**EXERCISE DIRECTIONS**
In this exercise, print only the lines from the line with "Output the text content of this document." to the last line of the data below, inclusive. Any pictures should be left out.

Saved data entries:
━━━━━━━━━━
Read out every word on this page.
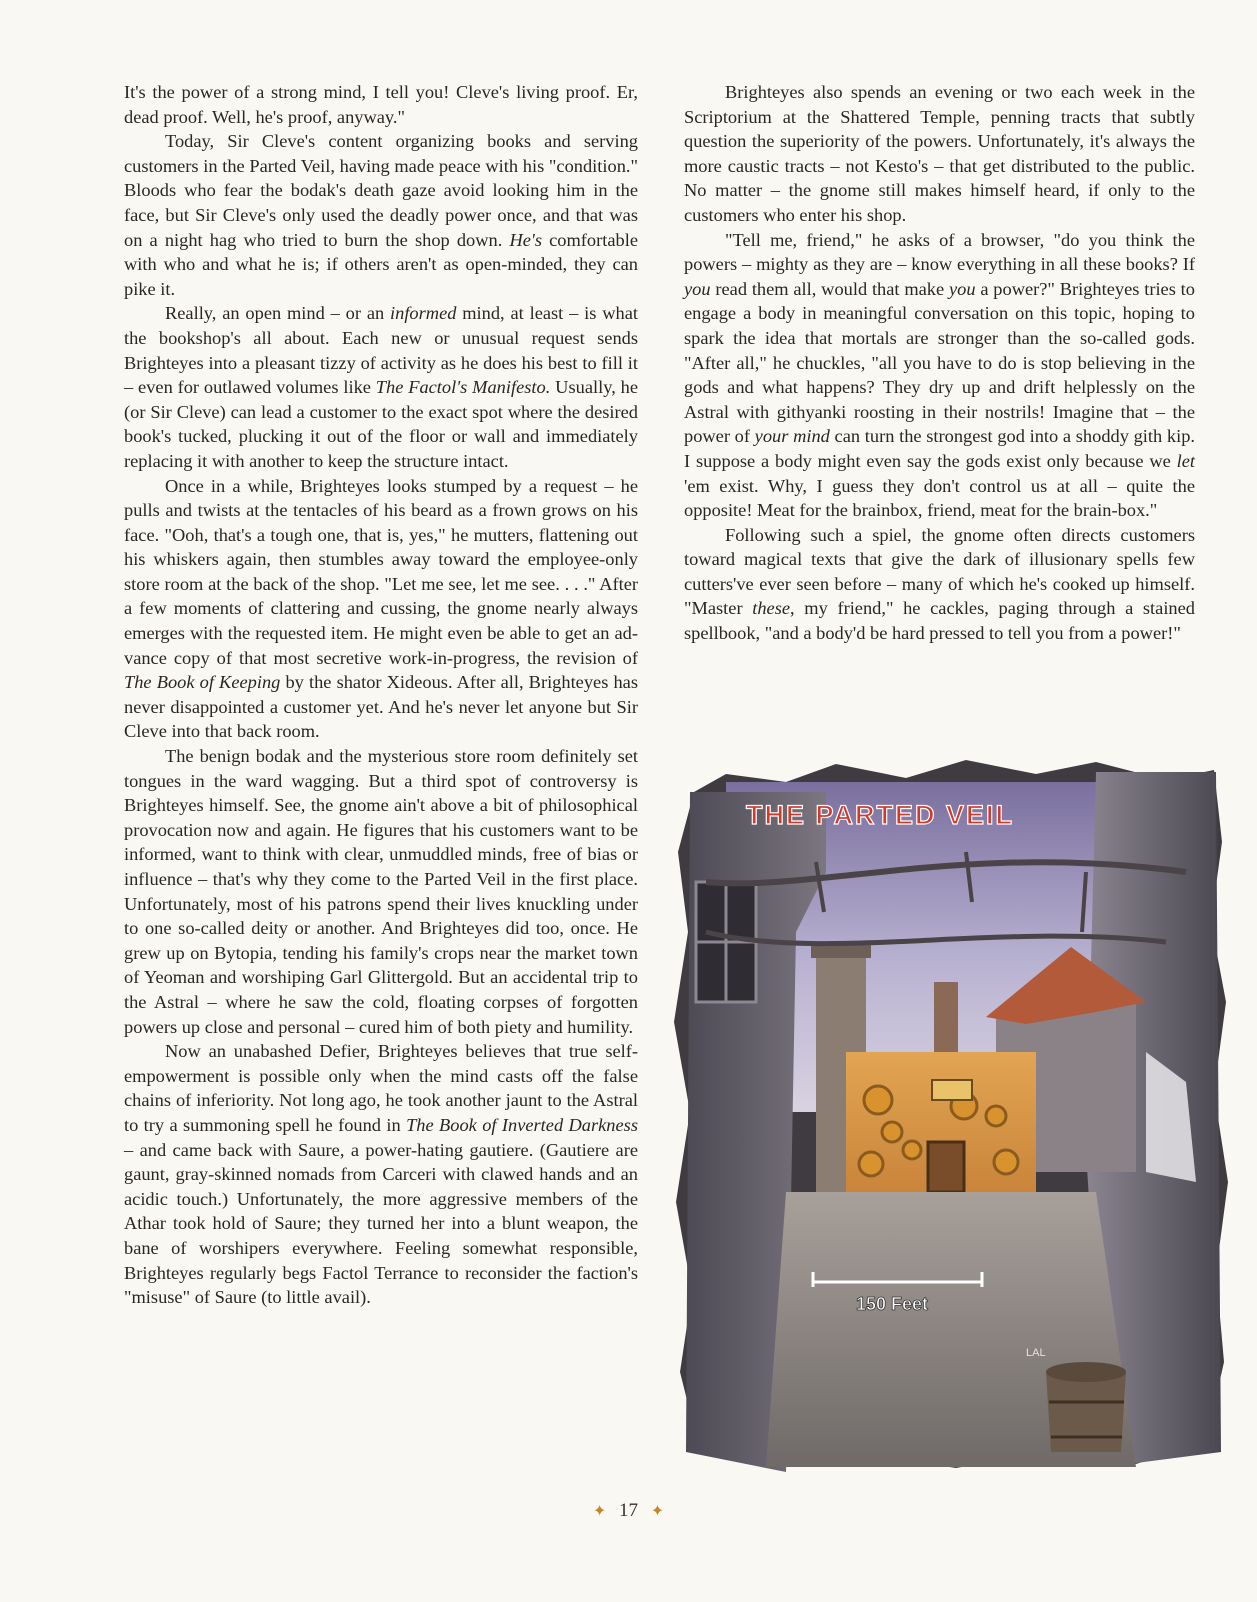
It's the power of a strong mind, I tell you! Cleve's living proof. Er, dead proof. Well, he's proof, anyway."

Today, Sir Cleve's content organizing books and serving customers in the Parted Veil, having made peace with his "condition." Bloods who fear the bodak's death gaze avoid looking him in the face, but Sir Cleve's only used the deadly power once, and that was on a night hag who tried to burn the shop down. He's comfortable with who and what he is; if others aren't as open-minded, they can pike it.

Really, an open mind – or an informed mind, at least – is what the bookshop's all about. Each new or unusual request sends Brighteyes into a pleasant tizzy of activity as he does his best to fill it – even for outlawed volumes like The Factol's Manifesto. Usually, he (or Sir Cleve) can lead a customer to the exact spot where the desired book's tucked, plucking it out of the floor or wall and immediately replacing it with another to keep the structure intact.

Once in a while, Brighteyes looks stumped by a request – he pulls and twists at the tentacles of his beard as a frown grows on his face. "Ooh, that's a tough one, that is, yes," he mutters, flattening out his whiskers again, then stumbles away toward the employee-only store room at the back of the shop. "Let me see, let me see. . . ." After a few moments of clattering and cussing, the gnome nearly always emerges with the requested item. He might even be able to get an advance copy of that most secretive work-in-progress, the revision of The Book of Keeping by the shator Xideous. After all, Brighteyes has never disappointed a customer yet. And he's never let anyone but Sir Cleve into that back room.

The benign bodak and the mysterious store room definitely set tongues in the ward wagging. But a third spot of controversy is Brighteyes himself. See, the gnome ain't above a bit of philosophical provocation now and again. He figures that his customers want to be informed, want to think with clear, unmuddled minds, free of bias or influence – that's why they come to the Parted Veil in the first place. Unfortunately, most of his patrons spend their lives knuckling under to one so-called deity or another. And Brighteyes did too, once. He grew up on Bytopia, tending his family's crops near the market town of Yeoman and worshiping Garl Glittergold. But an accidental trip to the Astral – where he saw the cold, floating corpses of forgotten powers up close and personal – cured him of both piety and humility.

Now an unabashed Defier, Brighteyes believes that true self-empowerment is possible only when the mind casts off the false chains of inferiority. Not long ago, he took another jaunt to the Astral to try a summoning spell he found in The Book of Inverted Darkness – and came back with Saure, a power-hating gautiere. (Gautiere are gaunt, gray-skinned nomads from Carceri with clawed hands and an acidic touch.) Unfortunately, the more aggressive members of the Athar took hold of Saure; they turned her into a blunt weapon, the bane of worshipers everywhere. Feeling somewhat responsible, Brighteyes regularly begs Factol Terrance to reconsider the faction's "misuse" of Saure (to little avail).

Brighteyes also spends an evening or two each week in the Scriptorium at the Shattered Temple, penning tracts that subtly question the superiority of the powers. Unfortunately, it's always the more caustic tracts – not Kesto's – that get distributed to the public. No matter – the gnome still makes himself heard, if only to the customers who enter his shop.

"Tell me, friend," he asks of a browser, "do you think the powers – mighty as they are – know everything in all these books? If you read them all, would that make you a power?" Brighteyes tries to engage a body in meaningful conversation on this topic, hoping to spark the idea that mortals are stronger than the so-called gods. "After all," he chuckles, "all you have to do is stop believing in the gods and what happens? They dry up and drift helplessly on the Astral with githyanki roosting in their nostrils! Imagine that – the power of your mind can turn the strongest god into a shoddy gith kip. I suppose a body might even say the gods exist only because we let 'em exist. Why, I guess they don't control us at all – quite the opposite! Meat for the brainbox, friend, meat for the brain-box."

Following such a spiel, the gnome often directs customers toward magical texts that give the dark of illusionary spells few cutters've ever seen before – many of which he's cooked up himself. "Master these, my friend," he cackles, paging through a stained spellbook, "and a body'd be hard pressed to tell you from a power!"

THE PARTED VEIL
150 Feet
LAL
✦ 17 ✦
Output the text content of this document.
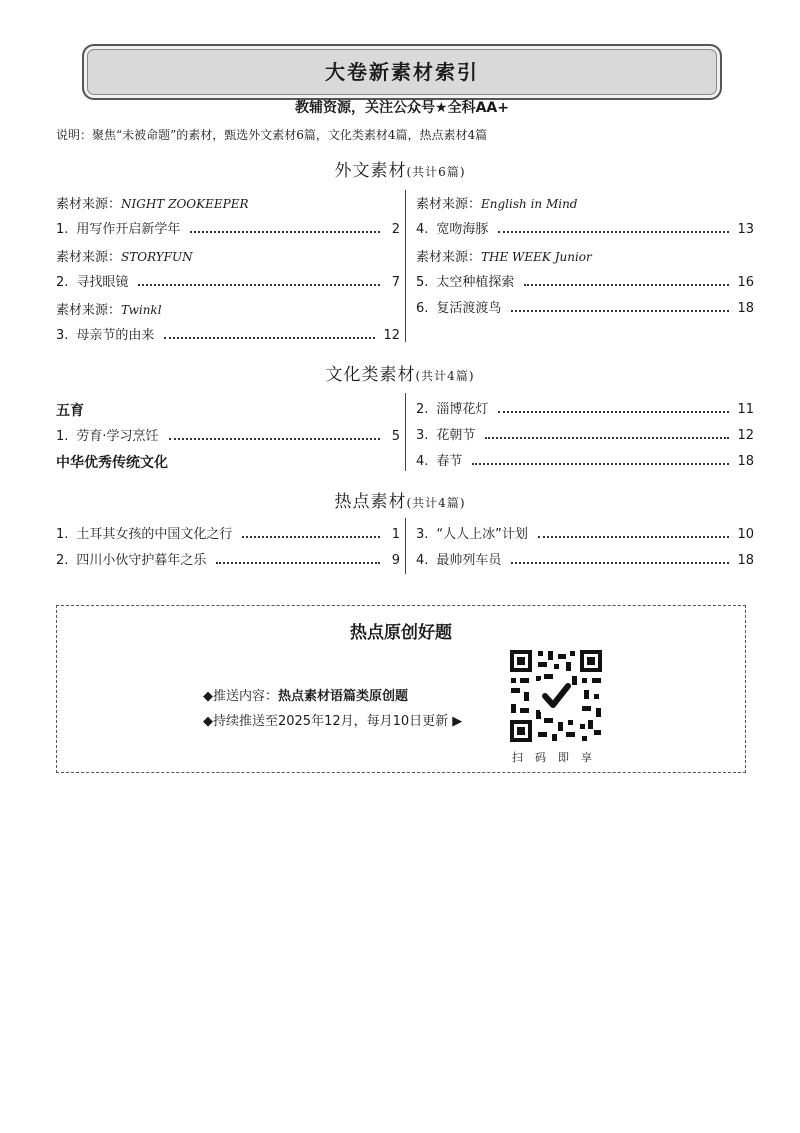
大卷新素材索引
教辅资源，关注公众号★全科AA+
说明：聚焦“未被命题”的素材，甄选外文素材6篇，文化类素材4篇，热点素材4篇
外文素材(共计6篇)
素材来源：NIGHT ZOOKEEPER
1. 用写作开启新学年	2
素材来源：STORYFUN
2. 寻找眼镜	7
素材来源：Twinkl
3. 母亲节的由来	12
素材来源：English in Mind
4. 宽吻海豚	13
素材来源：THE WEEK Junior
5. 太空种植探索	16
6. 复活渡渡鸟	18
文化类素材(共计4篇)
五育
1. 劳育·学习烹饪	5
中华优秀传统文化
2. 淄博花灯	11
3. 花朝节	12
4. 春节	18
热点素材(共计4篇)
1. 土耳其女孩的中国文化之行	1
2. 四川小伙守护暮年之乐	9
3. “人人上冰”计划	10
4. 最帅列车员	18
热点原创好题
◆推送内容：热点素材语篇类原创题
◆持续推送至2025年12月，每月10日更新 ▶
扫码即享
━━━━━━━━━━
**THE COMPLETED TASK**
Output the text content of this document.
大卷新素材索引
教辅资源，关注公众号★全科AA+
说明：聚焦“未被命题”的素材，甄选外文素材6篇，文化类素材4篇，热点素材4篇
外文素材(共计6篇)
素材来源：NIGHT ZOOKEEPER
1. 用写作开启新学年	2
素材来源：STORYFUN
2. 寻找眼镜	7
素材来源：Twinkl
3. 母亲节的由来	12
素材来源：English in Mind
4. 宽吻海豚	13
素材来源：THE WEEK Junior
5. 太空种植探索	16
6. 复活渡渡鸟	18
文化类素材(共计4篇)
五育
1. 劳育·学习烹饪	5
中华优秀传统文化
2. 淄博花灯	11
3. 花朝节	12
4. 春节	18
热点素材(共计4篇)
1. 土耳其女孩的中国文化之行	1
2. 四川小伙守护暮年之乐	9
3. “人人上冰”计划	10
4. 最帅列车员	18
热点原创好题
◆推送内容：热点素材语篇类原创题
◆持续推送至2025年12月，每月10日更新 ▶
扫码即享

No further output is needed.